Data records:

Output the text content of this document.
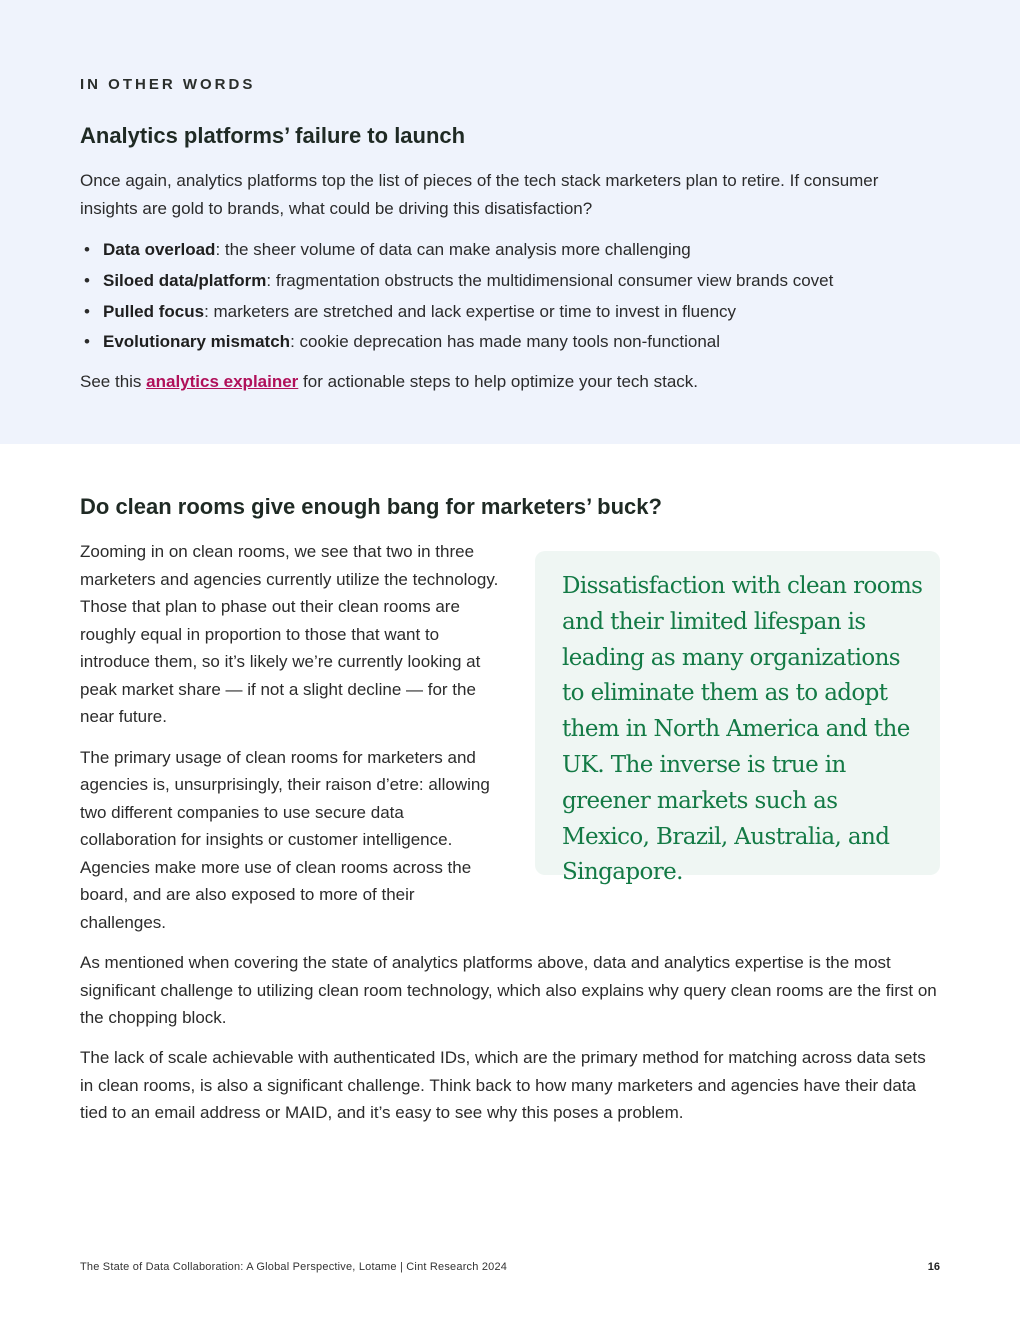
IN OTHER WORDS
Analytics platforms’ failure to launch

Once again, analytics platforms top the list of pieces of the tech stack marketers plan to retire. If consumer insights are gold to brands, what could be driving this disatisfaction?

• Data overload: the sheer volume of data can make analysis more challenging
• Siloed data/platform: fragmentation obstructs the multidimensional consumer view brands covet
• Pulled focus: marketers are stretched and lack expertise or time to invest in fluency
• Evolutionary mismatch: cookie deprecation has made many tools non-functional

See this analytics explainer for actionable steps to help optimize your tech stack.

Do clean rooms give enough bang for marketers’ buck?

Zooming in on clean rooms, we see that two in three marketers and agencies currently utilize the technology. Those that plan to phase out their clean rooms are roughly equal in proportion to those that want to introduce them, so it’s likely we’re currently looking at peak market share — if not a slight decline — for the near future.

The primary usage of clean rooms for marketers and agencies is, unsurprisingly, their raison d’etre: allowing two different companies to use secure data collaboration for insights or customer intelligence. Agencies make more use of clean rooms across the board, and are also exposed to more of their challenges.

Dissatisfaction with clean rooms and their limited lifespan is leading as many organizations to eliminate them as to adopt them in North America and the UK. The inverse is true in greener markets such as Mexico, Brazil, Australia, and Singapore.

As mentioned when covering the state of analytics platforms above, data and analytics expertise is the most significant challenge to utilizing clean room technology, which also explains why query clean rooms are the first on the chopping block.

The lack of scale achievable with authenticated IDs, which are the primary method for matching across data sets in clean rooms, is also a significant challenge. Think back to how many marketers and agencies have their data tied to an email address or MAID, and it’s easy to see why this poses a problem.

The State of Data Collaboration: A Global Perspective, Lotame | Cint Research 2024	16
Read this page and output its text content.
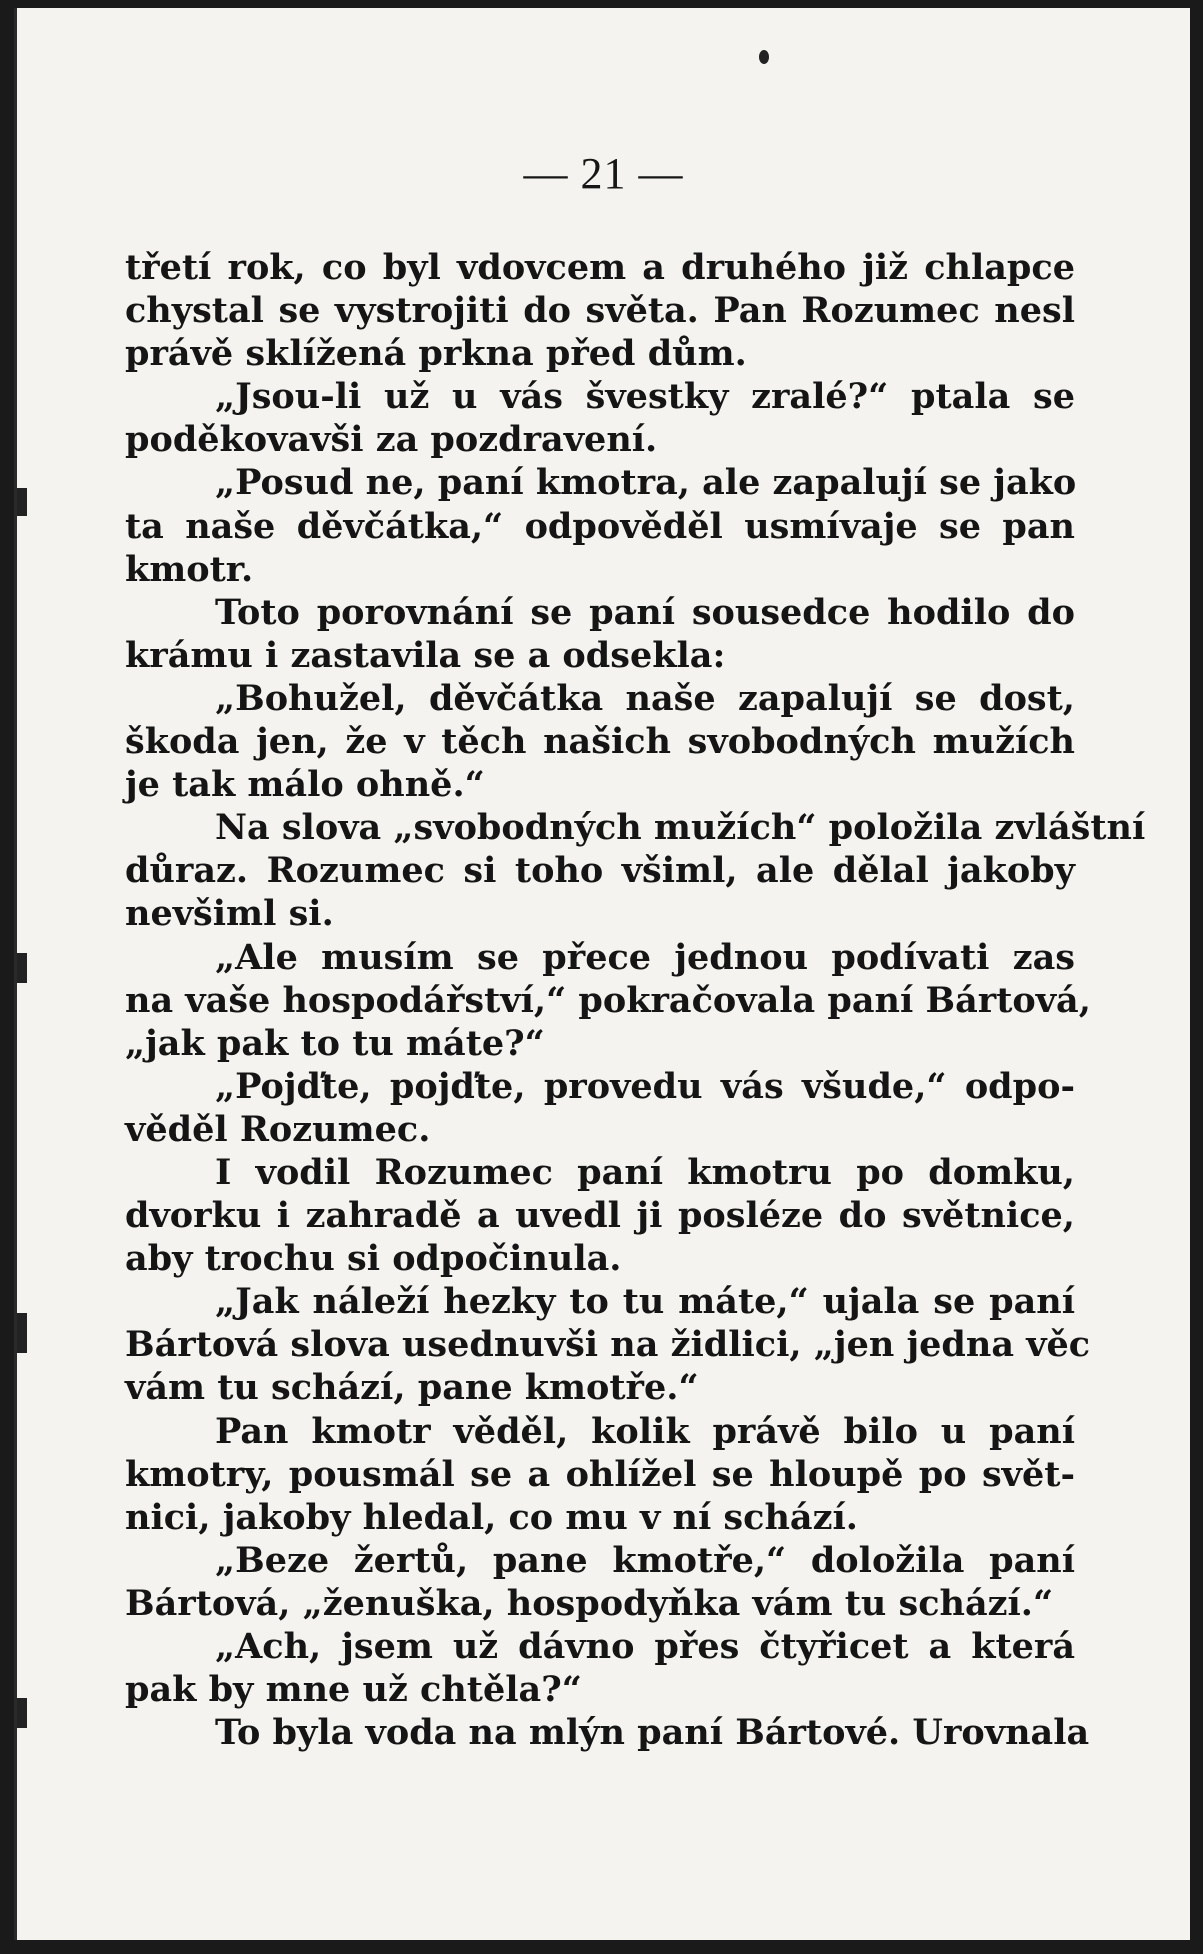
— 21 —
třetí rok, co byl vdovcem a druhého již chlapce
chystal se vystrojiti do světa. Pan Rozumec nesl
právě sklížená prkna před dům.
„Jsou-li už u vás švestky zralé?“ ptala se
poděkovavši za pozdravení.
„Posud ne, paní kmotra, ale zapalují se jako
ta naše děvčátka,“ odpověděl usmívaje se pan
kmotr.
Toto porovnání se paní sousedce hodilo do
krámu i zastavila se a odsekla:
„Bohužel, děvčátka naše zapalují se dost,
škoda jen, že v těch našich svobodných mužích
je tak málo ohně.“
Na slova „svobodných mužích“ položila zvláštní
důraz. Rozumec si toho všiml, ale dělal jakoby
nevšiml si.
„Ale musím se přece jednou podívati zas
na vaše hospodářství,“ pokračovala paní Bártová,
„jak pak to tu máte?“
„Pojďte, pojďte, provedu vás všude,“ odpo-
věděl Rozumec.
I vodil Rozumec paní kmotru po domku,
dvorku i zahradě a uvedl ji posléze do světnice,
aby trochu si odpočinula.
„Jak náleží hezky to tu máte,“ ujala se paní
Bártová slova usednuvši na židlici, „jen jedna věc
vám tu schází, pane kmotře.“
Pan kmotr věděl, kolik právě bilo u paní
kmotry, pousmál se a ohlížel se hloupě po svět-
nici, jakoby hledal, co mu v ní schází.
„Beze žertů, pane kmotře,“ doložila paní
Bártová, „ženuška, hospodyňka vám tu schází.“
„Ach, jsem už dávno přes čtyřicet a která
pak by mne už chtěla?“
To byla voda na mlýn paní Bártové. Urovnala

...

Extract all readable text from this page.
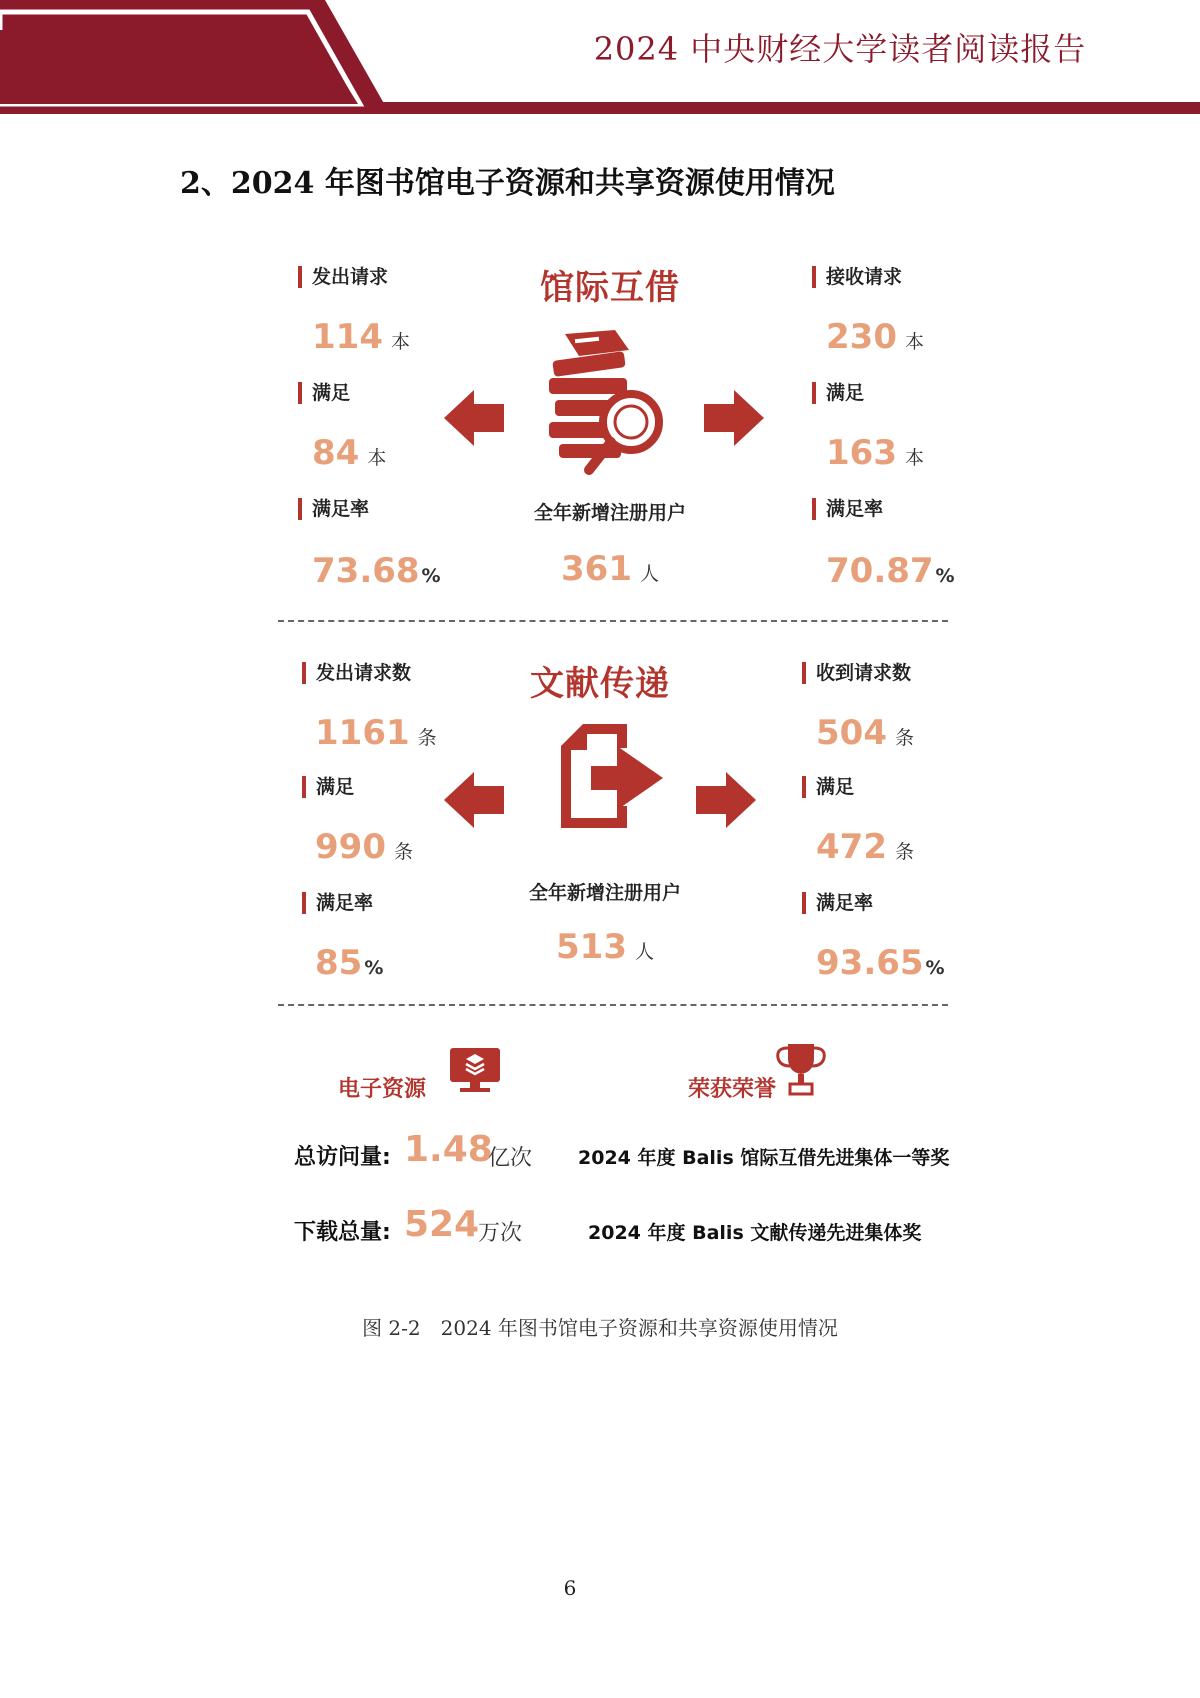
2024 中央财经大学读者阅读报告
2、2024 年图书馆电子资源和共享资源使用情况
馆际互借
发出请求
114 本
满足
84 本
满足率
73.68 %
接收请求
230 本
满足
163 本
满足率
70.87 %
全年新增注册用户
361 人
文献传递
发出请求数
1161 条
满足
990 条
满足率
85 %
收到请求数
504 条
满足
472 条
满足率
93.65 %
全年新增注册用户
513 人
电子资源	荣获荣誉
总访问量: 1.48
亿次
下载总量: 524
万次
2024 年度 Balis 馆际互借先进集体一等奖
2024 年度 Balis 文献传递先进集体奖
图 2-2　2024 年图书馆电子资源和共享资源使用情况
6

...

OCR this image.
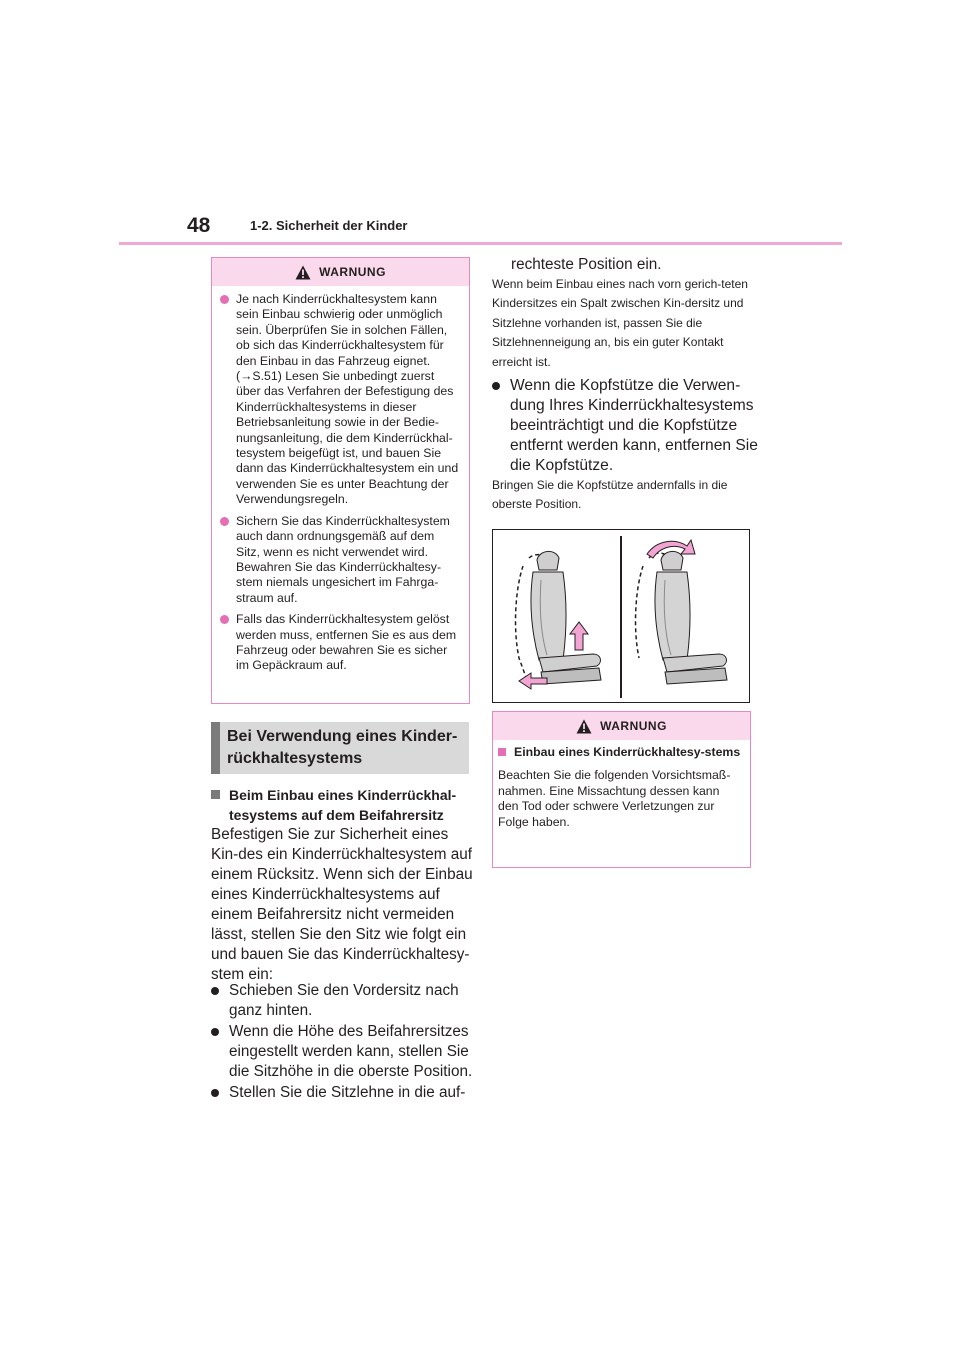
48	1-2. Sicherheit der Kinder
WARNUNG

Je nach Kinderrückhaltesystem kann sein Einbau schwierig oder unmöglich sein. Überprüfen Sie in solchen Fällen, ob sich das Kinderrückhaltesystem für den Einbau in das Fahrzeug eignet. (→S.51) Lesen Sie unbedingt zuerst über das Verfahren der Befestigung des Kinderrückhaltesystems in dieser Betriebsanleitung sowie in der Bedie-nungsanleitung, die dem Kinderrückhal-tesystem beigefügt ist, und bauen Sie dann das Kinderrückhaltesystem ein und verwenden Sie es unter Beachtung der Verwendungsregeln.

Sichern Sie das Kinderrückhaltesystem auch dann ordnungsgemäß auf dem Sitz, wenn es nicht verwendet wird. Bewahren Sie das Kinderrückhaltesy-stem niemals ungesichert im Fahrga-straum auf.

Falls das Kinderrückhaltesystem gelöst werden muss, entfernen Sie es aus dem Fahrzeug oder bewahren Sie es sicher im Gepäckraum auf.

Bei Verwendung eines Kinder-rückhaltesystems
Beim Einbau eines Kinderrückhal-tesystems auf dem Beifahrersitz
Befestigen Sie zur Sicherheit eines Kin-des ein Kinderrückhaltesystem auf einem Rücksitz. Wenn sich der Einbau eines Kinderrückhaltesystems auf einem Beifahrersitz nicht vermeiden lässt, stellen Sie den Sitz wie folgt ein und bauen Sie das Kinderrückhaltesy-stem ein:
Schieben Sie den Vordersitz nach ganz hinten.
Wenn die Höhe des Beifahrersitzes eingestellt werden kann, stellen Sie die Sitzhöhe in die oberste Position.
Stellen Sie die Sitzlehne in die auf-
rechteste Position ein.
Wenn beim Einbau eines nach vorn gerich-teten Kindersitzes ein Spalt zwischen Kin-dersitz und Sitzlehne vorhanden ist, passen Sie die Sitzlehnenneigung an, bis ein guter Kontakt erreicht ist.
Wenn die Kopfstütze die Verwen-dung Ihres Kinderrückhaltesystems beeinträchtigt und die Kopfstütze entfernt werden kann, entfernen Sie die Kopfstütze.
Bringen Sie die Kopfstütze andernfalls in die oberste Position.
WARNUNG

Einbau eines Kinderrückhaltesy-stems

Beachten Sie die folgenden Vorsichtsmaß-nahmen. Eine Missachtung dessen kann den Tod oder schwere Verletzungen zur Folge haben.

> TASK GOAL:
Where a line holds the string "naše", copy that line.

> RESULT OF THE EXERCISE:
ta naše děvčátka,“ odpověděl usmívaje se pan
„Bohužel, děvčátka naše zapalují se dost,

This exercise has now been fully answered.